== PROVIDED MATERIAL ==

☆ ☆ ☆ ☆ ☆

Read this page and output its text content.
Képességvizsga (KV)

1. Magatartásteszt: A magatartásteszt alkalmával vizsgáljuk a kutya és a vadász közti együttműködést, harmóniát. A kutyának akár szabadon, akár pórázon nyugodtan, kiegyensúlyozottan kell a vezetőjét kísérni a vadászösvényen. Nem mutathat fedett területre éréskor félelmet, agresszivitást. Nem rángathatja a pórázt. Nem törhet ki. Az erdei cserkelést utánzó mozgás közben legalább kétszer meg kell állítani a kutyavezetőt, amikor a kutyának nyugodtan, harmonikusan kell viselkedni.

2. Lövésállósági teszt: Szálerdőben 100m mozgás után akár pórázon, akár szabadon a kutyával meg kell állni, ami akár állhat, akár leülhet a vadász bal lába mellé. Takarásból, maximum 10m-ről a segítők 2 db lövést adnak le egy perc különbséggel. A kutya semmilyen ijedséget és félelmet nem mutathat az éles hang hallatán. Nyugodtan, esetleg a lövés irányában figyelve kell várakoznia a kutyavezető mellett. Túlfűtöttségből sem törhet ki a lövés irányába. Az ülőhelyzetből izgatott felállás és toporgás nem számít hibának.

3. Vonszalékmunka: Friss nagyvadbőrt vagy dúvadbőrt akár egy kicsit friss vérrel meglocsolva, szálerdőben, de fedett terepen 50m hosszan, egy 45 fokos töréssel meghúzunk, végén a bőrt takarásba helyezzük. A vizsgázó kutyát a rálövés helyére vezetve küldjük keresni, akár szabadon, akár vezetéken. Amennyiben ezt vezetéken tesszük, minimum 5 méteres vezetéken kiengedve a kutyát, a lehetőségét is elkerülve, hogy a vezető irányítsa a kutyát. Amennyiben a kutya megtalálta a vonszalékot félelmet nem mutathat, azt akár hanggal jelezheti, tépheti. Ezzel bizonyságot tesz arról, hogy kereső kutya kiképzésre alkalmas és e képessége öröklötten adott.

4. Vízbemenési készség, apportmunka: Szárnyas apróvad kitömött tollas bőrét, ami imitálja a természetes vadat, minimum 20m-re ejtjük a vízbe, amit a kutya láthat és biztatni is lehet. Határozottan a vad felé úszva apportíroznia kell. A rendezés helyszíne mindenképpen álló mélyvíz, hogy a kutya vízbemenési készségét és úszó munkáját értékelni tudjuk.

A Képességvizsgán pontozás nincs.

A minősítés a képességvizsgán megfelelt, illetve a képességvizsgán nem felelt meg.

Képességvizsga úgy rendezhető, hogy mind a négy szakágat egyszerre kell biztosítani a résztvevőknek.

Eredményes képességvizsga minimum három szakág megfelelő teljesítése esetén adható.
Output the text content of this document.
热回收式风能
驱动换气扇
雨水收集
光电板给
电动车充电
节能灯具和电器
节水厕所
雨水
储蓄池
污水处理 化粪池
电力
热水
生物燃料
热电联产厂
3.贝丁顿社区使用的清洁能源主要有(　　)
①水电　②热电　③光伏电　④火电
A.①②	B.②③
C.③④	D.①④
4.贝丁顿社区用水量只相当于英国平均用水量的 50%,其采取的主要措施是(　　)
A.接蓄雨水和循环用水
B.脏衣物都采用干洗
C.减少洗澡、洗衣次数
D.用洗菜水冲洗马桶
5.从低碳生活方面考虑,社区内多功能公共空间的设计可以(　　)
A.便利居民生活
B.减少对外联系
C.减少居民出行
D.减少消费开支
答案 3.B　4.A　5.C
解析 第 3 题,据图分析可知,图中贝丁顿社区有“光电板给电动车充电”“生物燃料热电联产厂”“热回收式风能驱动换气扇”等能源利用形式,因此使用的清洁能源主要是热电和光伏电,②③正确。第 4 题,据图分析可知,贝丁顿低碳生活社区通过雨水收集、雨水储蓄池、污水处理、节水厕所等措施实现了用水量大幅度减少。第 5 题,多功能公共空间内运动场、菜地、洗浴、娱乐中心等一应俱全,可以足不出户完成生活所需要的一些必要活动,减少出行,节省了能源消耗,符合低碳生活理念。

☆ ☆ ☆ ☆ ☆

Repeat the records above in full, character for character.

Read this page and output its text content.
Képességvizsga (KV)

1. Magatartásteszt: A magatartásteszt alkalmával vizsgáljuk a kutya és a vadász közti együttműködést, harmóniát. A kutyának akár szabadon, akár pórázon nyugodtan, kiegyensúlyozottan kell a vezetőjét kísérni a vadászösvényen. Nem mutathat fedett területre éréskor félelmet, agresszivitást. Nem rángathatja a pórázt. Nem törhet ki. Az erdei cserkelést utánzó mozgás közben legalább kétszer meg kell állítani a kutyavezetőt, amikor a kutyának nyugodtan, harmonikusan kell viselkedni.

2. Lövésállósági teszt: Szálerdőben 100m mozgás után akár pórázon, akár szabadon a kutyával meg kell állni, ami akár állhat, akár leülhet a vadász bal lába mellé. Takarásból, maximum 10m-ről a segítők 2 db lövést adnak le egy perc különbséggel. A kutya semmilyen ijedséget és félelmet nem mutathat az éles hang hallatán. Nyugodtan, esetleg a lövés irányában figyelve kell várakoznia a kutyavezető mellett. Túlfűtöttségből sem törhet ki a lövés irányába. Az ülőhelyzetből izgatott felállás és toporgás nem számít hibának.

3. Vonszalékmunka: Friss nagyvadbőrt vagy dúvadbőrt akár egy kicsit friss vérrel meglocsolva, szálerdőben, de fedett terepen 50m hosszan, egy 45 fokos töréssel meghúzunk, végén a bőrt takarásba helyezzük. A vizsgázó kutyát a rálövés helyére vezetve küldjük keresni, akár szabadon, akár vezetéken. Amennyiben ezt vezetéken tesszük, minimum 5 méteres vezetéken kiengedve a kutyát, a lehetőségét is elkerülve, hogy a vezető irányítsa a kutyát. Amennyiben a kutya megtalálta a vonszalékot félelmet nem mutathat, azt akár hanggal jelezheti, tépheti. Ezzel bizonyságot tesz arról, hogy kereső kutya kiképzésre alkalmas és e képessége öröklötten adott.

4. Vízbemenési készség, apportmunka: Szárnyas apróvad kitömött tollas bőrét, ami imitálja a természetes vadat, minimum 20m-re ejtjük a vízbe, amit a kutya láthat és biztatni is lehet. Határozottan a vad felé úszva apportíroznia kell. A rendezés helyszíne mindenképpen álló mélyvíz, hogy a kutya vízbemenési készségét és úszó munkáját értékelni tudjuk.

A Képességvizsgán pontozás nincs.

A minősítés a képességvizsgán megfelelt, illetve a képességvizsgán nem felelt meg.

Képességvizsga úgy rendezhető, hogy mind a négy szakágat egyszerre kell biztosítani a résztvevőknek.

Eredményes képességvizsga minimum három szakág megfelelő teljesítése esetén adható.
Output the text content of this document.
热回收式风能
驱动换气扇
雨水收集
光电板给
电动车充电
节能灯具和电器
节水厕所
雨水
储蓄池
污水处理 化粪池
电力
热水
生物燃料
热电联产厂
3.贝丁顿社区使用的清洁能源主要有(　　)
①水电　②热电　③光伏电　④火电
A.①②	B.②③
C.③④	D.①④
4.贝丁顿社区用水量只相当于英国平均用水量的 50%,其采取的主要措施是(　　)
A.接蓄雨水和循环用水
B.脏衣物都采用干洗
C.减少洗澡、洗衣次数
D.用洗菜水冲洗马桶
5.从低碳生活方面考虑,社区内多功能公共空间的设计可以(　　)
A.便利居民生活
B.减少对外联系
C.减少居民出行
D.减少消费开支
答案 3.B　4.A　5.C
解析 第 3 题,据图分析可知,图中贝丁顿社区有“光电板给电动车充电”“生物燃料热电联产厂”“热回收式风能驱动换气扇”等能源利用形式,因此使用的清洁能源主要是热电和光伏电,②③正确。第 4 题,据图分析可知,贝丁顿低碳生活社区通过雨水收集、雨水储蓄池、污水处理、节水厕所等措施实现了用水量大幅度减少。第 5 题,多功能公共空间内运动场、菜地、洗浴、娱乐中心等一应俱全,可以足不出户完成生活所需要的一些必要活动,减少出行,节省了能源消耗,符合低碳生活理念。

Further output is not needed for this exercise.